PROBLEM DESCRIPTION: Extract, from the records beneath this instruction, each line that contains the word "label".

◇ ◇ ◇ ◇ ◇ ◇ ◇

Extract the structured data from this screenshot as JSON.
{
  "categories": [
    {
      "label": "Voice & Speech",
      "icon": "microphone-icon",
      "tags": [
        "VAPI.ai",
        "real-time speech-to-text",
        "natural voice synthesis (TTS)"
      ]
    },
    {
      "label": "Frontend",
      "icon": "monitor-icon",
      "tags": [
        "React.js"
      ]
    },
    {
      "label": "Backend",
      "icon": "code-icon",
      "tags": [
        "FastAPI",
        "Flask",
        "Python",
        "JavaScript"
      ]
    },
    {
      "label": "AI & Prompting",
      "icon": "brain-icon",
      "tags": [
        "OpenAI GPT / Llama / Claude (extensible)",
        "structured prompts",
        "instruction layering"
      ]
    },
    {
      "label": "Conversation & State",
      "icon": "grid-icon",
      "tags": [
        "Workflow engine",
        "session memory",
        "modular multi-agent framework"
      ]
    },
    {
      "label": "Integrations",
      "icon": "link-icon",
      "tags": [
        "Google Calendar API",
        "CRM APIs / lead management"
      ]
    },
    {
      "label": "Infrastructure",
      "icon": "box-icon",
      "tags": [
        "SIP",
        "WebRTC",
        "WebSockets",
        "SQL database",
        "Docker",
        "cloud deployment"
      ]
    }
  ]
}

◇ ◇ ◇ ◇ ◇ ◇ ◇

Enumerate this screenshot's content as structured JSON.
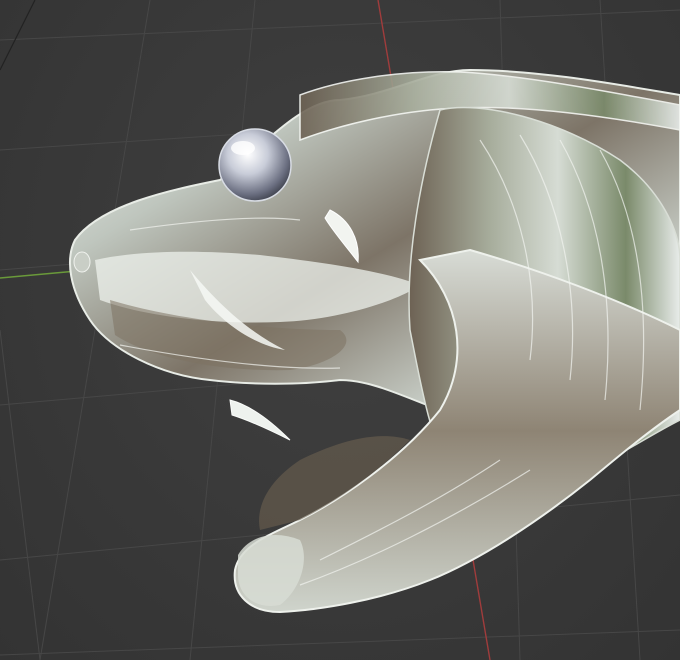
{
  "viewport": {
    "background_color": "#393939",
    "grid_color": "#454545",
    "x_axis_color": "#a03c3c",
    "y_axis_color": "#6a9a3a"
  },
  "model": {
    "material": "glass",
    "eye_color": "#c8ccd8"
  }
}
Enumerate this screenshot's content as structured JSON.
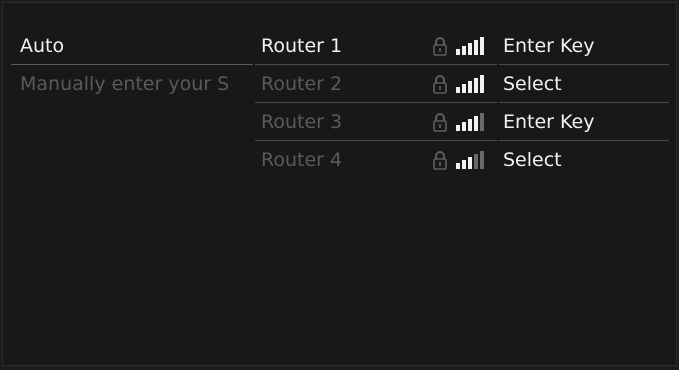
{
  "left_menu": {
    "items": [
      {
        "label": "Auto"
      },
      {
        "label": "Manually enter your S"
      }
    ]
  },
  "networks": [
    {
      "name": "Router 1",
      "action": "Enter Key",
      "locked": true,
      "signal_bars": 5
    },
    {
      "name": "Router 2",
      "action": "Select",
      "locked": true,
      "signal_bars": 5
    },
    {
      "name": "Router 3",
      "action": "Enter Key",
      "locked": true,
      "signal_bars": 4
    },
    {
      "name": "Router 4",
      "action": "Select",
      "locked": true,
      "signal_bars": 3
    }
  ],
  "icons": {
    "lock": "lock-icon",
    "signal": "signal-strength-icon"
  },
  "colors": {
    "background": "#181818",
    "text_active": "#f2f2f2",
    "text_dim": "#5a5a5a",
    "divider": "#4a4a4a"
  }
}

◇ ◇ ◇ ◇ ◇ ◇ ◇

ANSWER TO THE TASK:
      "label": "Voice & Speech",
      "label": "Frontend",
      "label": "Backend",
      "label": "AI & Prompting",
      "label": "Conversation & State",
      "label": "Integrations",
      "label": "Infrastructure",
        "label": "Auto"
        "label": "Manually enter your S"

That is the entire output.